Read the lines below. Copy out any that hold the string "pork".
# Start of Material provided
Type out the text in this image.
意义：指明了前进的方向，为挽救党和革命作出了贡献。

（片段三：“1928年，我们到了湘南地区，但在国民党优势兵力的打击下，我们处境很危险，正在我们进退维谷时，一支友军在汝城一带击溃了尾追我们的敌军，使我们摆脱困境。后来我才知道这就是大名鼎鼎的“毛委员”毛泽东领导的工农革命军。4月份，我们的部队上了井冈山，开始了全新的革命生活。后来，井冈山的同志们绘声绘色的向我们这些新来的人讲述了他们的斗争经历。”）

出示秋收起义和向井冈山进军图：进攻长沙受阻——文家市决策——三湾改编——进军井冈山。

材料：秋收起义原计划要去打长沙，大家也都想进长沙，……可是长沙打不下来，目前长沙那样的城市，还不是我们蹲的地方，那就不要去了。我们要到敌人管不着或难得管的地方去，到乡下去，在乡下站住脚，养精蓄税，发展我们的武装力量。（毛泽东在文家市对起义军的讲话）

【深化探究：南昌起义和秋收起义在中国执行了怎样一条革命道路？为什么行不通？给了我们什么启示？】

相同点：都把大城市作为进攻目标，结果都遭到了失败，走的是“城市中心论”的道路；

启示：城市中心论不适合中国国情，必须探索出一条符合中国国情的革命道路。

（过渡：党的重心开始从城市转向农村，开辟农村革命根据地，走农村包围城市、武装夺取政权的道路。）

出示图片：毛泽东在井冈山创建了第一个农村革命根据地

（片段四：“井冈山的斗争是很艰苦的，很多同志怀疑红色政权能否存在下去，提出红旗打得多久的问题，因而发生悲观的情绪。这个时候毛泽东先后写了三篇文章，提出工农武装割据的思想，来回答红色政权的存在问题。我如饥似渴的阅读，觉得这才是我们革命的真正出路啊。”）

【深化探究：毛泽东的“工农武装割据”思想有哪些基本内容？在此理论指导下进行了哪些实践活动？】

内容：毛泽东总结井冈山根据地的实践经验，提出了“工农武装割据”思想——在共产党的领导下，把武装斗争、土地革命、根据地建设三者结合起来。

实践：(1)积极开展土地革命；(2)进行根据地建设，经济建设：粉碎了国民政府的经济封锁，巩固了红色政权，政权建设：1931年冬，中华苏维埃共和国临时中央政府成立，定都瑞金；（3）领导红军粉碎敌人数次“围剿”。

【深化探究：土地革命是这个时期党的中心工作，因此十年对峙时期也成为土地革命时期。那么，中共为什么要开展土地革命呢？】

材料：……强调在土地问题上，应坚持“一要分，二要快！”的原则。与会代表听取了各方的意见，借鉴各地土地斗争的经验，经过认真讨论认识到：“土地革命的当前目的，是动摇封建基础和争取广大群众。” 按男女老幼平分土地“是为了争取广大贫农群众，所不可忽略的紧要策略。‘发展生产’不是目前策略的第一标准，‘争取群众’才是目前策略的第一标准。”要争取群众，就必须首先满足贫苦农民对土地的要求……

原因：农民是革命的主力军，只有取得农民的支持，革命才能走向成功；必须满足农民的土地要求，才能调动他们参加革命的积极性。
# End of Material provided
# Start of Material provided
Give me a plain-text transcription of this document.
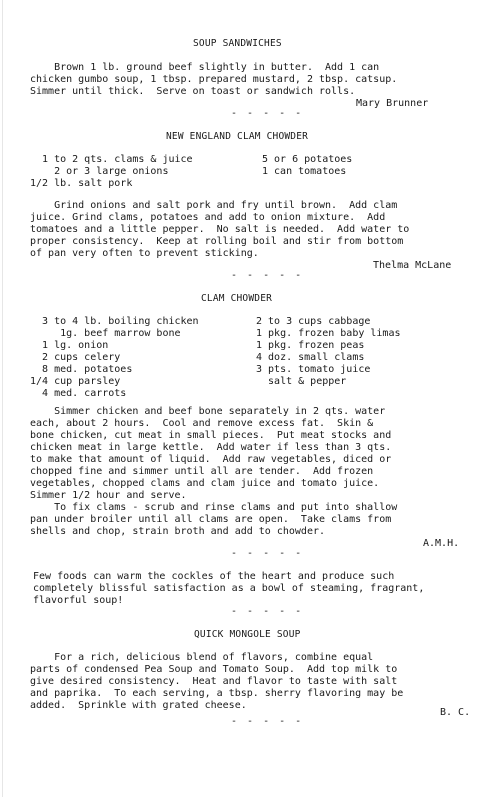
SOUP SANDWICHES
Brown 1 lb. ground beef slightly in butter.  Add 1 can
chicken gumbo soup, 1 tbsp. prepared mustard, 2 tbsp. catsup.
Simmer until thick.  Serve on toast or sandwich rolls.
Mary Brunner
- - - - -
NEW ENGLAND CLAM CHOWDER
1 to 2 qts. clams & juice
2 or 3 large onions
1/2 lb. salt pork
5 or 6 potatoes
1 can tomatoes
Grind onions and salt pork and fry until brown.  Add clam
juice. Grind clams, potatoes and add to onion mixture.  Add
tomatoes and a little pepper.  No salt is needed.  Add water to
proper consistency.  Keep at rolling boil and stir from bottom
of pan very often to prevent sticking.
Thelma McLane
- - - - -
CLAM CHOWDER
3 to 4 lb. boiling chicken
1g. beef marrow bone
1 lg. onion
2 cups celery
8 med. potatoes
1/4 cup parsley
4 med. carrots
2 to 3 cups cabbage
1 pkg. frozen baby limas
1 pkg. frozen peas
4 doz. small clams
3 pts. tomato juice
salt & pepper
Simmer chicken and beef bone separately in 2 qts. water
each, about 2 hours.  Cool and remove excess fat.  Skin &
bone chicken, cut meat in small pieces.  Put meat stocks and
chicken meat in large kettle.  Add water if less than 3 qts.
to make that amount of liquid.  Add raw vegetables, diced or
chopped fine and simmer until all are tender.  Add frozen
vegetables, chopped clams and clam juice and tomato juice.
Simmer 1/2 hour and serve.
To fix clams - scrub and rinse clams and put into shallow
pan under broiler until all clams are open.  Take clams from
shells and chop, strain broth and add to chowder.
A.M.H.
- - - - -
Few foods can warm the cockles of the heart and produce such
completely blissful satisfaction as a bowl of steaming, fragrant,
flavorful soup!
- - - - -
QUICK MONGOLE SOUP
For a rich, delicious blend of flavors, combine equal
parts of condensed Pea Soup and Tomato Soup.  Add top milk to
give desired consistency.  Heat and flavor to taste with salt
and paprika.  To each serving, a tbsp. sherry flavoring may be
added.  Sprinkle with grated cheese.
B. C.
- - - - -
# End of Material provided
◆ **Solution for this problem**:
1/2 lb. salt pork
Grind onions and salt pork and fry until brown.  Add clam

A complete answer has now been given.